╔══

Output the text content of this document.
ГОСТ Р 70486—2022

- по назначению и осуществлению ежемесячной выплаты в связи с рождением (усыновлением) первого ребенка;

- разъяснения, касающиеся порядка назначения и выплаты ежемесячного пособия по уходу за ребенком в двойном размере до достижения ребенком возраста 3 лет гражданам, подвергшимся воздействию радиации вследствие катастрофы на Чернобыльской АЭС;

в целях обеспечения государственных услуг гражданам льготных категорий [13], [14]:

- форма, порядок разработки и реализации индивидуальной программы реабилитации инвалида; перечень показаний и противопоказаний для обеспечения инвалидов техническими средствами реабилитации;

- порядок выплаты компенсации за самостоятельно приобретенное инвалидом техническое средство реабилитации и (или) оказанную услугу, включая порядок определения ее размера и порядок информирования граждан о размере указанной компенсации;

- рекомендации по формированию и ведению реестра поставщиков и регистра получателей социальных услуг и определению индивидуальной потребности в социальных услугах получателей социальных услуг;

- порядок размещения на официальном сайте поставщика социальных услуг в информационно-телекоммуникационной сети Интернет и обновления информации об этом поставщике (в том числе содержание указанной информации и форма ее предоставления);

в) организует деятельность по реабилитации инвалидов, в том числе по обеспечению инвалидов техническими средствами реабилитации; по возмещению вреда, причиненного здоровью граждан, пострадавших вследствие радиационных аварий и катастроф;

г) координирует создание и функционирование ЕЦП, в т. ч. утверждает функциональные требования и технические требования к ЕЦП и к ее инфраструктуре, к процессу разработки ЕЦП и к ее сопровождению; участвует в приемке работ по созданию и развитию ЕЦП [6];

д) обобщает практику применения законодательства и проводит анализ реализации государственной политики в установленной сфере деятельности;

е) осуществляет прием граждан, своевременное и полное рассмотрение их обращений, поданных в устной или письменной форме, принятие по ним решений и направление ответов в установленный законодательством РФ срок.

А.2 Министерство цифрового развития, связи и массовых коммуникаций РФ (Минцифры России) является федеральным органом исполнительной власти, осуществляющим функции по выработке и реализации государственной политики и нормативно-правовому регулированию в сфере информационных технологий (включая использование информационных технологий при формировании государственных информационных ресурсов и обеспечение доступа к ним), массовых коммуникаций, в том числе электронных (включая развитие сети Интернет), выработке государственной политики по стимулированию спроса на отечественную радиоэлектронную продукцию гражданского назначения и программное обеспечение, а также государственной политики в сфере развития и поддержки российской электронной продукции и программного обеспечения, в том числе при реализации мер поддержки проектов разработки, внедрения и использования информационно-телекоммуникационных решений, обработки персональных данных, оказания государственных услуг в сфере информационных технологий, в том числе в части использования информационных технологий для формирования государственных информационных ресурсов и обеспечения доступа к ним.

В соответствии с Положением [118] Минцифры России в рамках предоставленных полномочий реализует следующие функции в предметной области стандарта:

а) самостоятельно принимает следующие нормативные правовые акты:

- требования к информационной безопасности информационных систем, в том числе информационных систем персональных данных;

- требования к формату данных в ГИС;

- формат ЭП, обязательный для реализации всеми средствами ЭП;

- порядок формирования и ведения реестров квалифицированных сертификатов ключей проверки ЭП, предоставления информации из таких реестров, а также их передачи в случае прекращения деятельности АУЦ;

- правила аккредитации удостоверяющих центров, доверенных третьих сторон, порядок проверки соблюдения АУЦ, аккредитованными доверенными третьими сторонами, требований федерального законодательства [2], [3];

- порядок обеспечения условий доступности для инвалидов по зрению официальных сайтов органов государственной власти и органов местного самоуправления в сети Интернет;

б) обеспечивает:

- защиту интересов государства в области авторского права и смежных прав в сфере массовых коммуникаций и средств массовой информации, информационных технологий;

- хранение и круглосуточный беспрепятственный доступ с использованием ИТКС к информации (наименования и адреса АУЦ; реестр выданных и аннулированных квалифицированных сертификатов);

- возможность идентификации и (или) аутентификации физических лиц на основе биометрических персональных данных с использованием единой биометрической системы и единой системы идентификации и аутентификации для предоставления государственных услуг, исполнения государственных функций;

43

╚══

**Problem to solve:**
Restate the data above word for word.

**Solution for this problem:**
Output the text content of this document.
ГОСТ Р 70486—2022

- по назначению и осуществлению ежемесячной выплаты в связи с рождением (усыновлением) первого ребенка;

- разъяснения, касающиеся порядка назначения и выплаты ежемесячного пособия по уходу за ребенком в двойном размере до достижения ребенком возраста 3 лет гражданам, подвергшимся воздействию радиации вследствие катастрофы на Чернобыльской АЭС;

в целях обеспечения государственных услуг гражданам льготных категорий [13], [14]:

- форма, порядок разработки и реализации индивидуальной программы реабилитации инвалида; перечень показаний и противопоказаний для обеспечения инвалидов техническими средствами реабилитации;

- порядок выплаты компенсации за самостоятельно приобретенное инвалидом техническое средство реабилитации и (или) оказанную услугу, включая порядок определения ее размера и порядок информирования граждан о размере указанной компенсации;

- рекомендации по формированию и ведению реестра поставщиков и регистра получателей социальных услуг и определению индивидуальной потребности в социальных услугах получателей социальных услуг;

- порядок размещения на официальном сайте поставщика социальных услуг в информационно-телекоммуникационной сети Интернет и обновления информации об этом поставщике (в том числе содержание указанной информации и форма ее предоставления);

в) организует деятельность по реабилитации инвалидов, в том числе по обеспечению инвалидов техническими средствами реабилитации; по возмещению вреда, причиненного здоровью граждан, пострадавших вследствие радиационных аварий и катастроф;

г) координирует создание и функционирование ЕЦП, в т. ч. утверждает функциональные требования и технические требования к ЕЦП и к ее инфраструктуре, к процессу разработки ЕЦП и к ее сопровождению; участвует в приемке работ по созданию и развитию ЕЦП [6];

д) обобщает практику применения законодательства и проводит анализ реализации государственной политики в установленной сфере деятельности;

е) осуществляет прием граждан, своевременное и полное рассмотрение их обращений, поданных в устной или письменной форме, принятие по ним решений и направление ответов в установленный законодательством РФ срок.

А.2 Министерство цифрового развития, связи и массовых коммуникаций РФ (Минцифры России) является федеральным органом исполнительной власти, осуществляющим функции по выработке и реализации государственной политики и нормативно-правовому регулированию в сфере информационных технологий (включая использование информационных технологий при формировании государственных информационных ресурсов и обеспечение доступа к ним), массовых коммуникаций, в том числе электронных (включая развитие сети Интернет), выработке государственной политики по стимулированию спроса на отечественную радиоэлектронную продукцию гражданского назначения и программное обеспечение, а также государственной политики в сфере развития и поддержки российской электронной продукции и программного обеспечения, в том числе при реализации мер поддержки проектов разработки, внедрения и использования информационно-телекоммуникационных решений, обработки персональных данных, оказания государственных услуг в сфере информационных технологий, в том числе в части использования информационных технологий для формирования государственных информационных ресурсов и обеспечения доступа к ним.

В соответствии с Положением [118] Минцифры России в рамках предоставленных полномочий реализует следующие функции в предметной области стандарта:

а) самостоятельно принимает следующие нормативные правовые акты:

- требования к информационной безопасности информационных систем, в том числе информационных систем персональных данных;

- требования к формату данных в ГИС;

- формат ЭП, обязательный для реализации всеми средствами ЭП;

- порядок формирования и ведения реестров квалифицированных сертификатов ключей проверки ЭП, предоставления информации из таких реестров, а также их передачи в случае прекращения деятельности АУЦ;

- правила аккредитации удостоверяющих центров, доверенных третьих сторон, порядок проверки соблюдения АУЦ, аккредитованными доверенными третьими сторонами, требований федерального законодательства [2], [3];

- порядок обеспечения условий доступности для инвалидов по зрению официальных сайтов органов государственной власти и органов местного самоуправления в сети Интернет;

б) обеспечивает:

- защиту интересов государства в области авторского права и смежных прав в сфере массовых коммуникаций и средств массовой информации, информационных технологий;

- хранение и круглосуточный беспрепятственный доступ с использованием ИТКС к информации (наименования и адреса АУЦ; реестр выданных и аннулированных квалифицированных сертификатов);

- возможность идентификации и (или) аутентификации физических лиц на основе биометрических персональных данных с использованием единой биометрической системы и единой системы идентификации и аутентификации для предоставления государственных услуг, исполнения государственных функций;

43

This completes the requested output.